■ Work to be completed: Copy the data from the beginning through the line holding "umbrella [78, 1103, 203, 1143]", inclusive. Swap "heart-icon" for "like-icon" and leave everything else the same.

■ Data shown:
· · ·
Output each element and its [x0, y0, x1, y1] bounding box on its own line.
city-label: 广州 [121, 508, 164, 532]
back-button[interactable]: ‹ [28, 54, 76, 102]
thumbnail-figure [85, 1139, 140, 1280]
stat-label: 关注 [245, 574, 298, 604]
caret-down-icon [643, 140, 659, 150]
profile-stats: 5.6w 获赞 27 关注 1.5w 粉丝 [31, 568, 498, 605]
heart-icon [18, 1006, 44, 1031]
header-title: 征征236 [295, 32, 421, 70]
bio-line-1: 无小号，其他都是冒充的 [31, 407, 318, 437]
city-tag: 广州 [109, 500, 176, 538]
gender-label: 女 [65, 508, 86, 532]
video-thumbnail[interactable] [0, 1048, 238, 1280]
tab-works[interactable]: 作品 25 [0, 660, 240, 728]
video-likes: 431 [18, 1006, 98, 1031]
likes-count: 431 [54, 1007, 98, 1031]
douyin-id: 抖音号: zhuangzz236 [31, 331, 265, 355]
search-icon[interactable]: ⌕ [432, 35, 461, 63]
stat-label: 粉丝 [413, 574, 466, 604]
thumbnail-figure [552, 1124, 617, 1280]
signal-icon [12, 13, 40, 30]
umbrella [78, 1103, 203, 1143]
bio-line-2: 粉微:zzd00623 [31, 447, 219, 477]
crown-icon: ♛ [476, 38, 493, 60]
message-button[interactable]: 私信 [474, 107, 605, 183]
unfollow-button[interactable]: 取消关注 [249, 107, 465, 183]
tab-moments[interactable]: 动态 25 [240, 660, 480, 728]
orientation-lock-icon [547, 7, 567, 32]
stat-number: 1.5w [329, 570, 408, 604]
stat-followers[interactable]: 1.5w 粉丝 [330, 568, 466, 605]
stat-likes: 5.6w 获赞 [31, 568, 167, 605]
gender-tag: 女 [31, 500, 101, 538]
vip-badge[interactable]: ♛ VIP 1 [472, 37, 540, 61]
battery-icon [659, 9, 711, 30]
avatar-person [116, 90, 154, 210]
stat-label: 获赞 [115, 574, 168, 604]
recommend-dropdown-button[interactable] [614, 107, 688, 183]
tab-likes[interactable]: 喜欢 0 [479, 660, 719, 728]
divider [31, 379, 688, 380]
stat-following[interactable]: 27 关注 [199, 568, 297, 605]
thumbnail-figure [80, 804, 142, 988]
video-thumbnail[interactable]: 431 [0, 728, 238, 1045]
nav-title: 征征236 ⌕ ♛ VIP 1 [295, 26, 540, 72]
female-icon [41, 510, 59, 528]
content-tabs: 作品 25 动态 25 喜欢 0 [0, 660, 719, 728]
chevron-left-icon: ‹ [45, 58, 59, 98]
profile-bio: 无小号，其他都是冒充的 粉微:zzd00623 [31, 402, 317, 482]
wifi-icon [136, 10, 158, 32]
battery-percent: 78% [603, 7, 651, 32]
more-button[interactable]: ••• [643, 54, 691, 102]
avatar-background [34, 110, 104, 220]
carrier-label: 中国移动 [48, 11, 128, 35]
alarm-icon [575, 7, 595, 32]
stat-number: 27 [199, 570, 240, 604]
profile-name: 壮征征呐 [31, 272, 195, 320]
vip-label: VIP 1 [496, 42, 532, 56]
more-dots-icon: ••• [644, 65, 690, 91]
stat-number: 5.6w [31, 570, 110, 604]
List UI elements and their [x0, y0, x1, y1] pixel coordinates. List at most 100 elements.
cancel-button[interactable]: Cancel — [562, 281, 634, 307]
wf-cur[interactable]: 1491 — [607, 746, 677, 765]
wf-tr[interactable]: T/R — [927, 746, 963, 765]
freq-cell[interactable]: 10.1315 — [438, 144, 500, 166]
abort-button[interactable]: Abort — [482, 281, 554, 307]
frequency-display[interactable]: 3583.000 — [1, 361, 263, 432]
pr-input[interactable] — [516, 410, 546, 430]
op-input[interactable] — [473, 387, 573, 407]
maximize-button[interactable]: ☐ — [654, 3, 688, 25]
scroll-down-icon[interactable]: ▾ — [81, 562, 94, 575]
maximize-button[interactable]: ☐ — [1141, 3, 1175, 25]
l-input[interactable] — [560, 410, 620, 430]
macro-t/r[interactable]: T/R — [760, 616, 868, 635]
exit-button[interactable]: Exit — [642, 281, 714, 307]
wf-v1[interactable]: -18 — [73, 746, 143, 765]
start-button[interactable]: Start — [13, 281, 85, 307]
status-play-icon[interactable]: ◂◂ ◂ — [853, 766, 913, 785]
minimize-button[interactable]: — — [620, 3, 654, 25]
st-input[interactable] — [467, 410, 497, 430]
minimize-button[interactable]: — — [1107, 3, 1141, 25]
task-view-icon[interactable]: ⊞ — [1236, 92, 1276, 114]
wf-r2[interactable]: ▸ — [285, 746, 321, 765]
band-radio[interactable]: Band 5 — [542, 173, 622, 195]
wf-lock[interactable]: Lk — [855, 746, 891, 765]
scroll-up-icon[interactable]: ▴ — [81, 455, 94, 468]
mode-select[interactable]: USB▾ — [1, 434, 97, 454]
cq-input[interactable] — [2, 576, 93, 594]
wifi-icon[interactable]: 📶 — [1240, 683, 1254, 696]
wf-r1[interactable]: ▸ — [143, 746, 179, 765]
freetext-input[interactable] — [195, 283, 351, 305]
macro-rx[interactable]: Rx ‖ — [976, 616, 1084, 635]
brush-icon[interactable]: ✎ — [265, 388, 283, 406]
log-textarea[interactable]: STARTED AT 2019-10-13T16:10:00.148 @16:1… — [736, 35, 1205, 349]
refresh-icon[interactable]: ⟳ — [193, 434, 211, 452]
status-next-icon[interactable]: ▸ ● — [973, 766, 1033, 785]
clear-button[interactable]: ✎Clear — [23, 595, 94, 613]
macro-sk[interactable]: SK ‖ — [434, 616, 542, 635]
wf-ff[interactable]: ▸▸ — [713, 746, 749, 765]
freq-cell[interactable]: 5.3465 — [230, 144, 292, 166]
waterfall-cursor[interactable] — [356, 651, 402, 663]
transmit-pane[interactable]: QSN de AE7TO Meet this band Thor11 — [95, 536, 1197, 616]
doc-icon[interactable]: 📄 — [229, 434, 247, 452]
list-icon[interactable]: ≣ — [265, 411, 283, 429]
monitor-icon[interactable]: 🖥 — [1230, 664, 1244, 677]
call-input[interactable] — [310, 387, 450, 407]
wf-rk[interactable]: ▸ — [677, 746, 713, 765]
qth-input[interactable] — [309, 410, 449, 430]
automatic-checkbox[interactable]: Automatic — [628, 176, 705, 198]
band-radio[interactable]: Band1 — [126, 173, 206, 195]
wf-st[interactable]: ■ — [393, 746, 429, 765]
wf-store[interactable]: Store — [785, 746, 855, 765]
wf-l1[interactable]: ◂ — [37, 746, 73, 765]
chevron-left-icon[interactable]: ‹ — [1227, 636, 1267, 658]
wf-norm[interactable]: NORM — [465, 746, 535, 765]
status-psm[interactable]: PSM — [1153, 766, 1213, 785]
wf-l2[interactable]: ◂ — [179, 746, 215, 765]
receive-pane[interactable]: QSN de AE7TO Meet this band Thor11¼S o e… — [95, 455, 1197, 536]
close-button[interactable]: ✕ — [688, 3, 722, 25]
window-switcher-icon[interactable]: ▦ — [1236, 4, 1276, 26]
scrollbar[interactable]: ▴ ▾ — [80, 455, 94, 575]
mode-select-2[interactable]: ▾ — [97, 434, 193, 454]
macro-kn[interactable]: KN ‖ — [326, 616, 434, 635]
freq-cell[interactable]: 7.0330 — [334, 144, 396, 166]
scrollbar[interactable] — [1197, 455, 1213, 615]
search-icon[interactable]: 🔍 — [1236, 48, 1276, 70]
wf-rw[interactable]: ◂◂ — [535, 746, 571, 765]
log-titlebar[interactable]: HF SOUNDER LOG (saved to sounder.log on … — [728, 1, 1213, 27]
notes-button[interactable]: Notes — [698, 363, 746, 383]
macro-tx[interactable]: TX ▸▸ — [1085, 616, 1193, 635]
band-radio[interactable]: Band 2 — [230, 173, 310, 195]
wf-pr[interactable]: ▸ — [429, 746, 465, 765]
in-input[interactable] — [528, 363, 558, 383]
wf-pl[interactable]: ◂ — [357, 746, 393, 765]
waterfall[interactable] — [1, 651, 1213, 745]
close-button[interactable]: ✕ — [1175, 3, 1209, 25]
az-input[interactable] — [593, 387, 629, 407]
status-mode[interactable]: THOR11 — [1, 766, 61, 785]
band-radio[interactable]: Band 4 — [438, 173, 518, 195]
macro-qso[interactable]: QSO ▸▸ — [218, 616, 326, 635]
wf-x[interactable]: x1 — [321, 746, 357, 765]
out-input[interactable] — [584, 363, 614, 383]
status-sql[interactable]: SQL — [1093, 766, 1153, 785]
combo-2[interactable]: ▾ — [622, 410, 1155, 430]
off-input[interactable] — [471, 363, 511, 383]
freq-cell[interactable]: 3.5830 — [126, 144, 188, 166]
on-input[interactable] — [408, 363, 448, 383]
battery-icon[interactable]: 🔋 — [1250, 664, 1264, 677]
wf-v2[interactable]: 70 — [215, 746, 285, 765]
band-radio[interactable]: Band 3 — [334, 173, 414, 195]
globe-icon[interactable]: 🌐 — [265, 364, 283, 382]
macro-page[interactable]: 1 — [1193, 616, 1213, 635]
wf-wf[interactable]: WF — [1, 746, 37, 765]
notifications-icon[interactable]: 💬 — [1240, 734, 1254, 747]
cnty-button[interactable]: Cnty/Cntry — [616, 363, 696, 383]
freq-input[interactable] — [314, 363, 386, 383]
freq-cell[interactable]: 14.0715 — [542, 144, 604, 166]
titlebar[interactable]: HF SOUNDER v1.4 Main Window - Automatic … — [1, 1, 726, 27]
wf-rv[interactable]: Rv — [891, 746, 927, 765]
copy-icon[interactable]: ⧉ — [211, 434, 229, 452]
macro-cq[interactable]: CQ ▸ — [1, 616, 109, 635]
· · ·
■ Problem solution:
Output each element and its [x0, y0, x1, y1] bounding box on its own line.
city-label: 广州 [121, 508, 164, 532]
back-button[interactable]: ‹ [28, 54, 76, 102]
thumbnail-figure [85, 1139, 140, 1280]
stat-label: 关注 [245, 574, 298, 604]
caret-down-icon [643, 140, 659, 150]
profile-stats: 5.6w 获赞 27 关注 1.5w 粉丝 [31, 568, 498, 605]
like-icon [18, 1006, 44, 1031]
header-title: 征征236 [295, 32, 421, 70]
bio-line-1: 无小号，其他都是冒充的 [31, 407, 318, 437]
city-tag: 广州 [109, 500, 176, 538]
gender-label: 女 [65, 508, 86, 532]
video-thumbnail[interactable] [0, 1048, 238, 1280]
tab-works[interactable]: 作品 25 [0, 660, 240, 728]
video-likes: 431 [18, 1006, 98, 1031]
likes-count: 431 [54, 1007, 98, 1031]
douyin-id: 抖音号: zhuangzz236 [31, 331, 265, 355]
search-icon[interactable]: ⌕ [432, 35, 461, 63]
stat-label: 粉丝 [413, 574, 466, 604]
thumbnail-figure [552, 1124, 617, 1280]
signal-icon [12, 13, 40, 30]
umbrella [78, 1103, 203, 1143]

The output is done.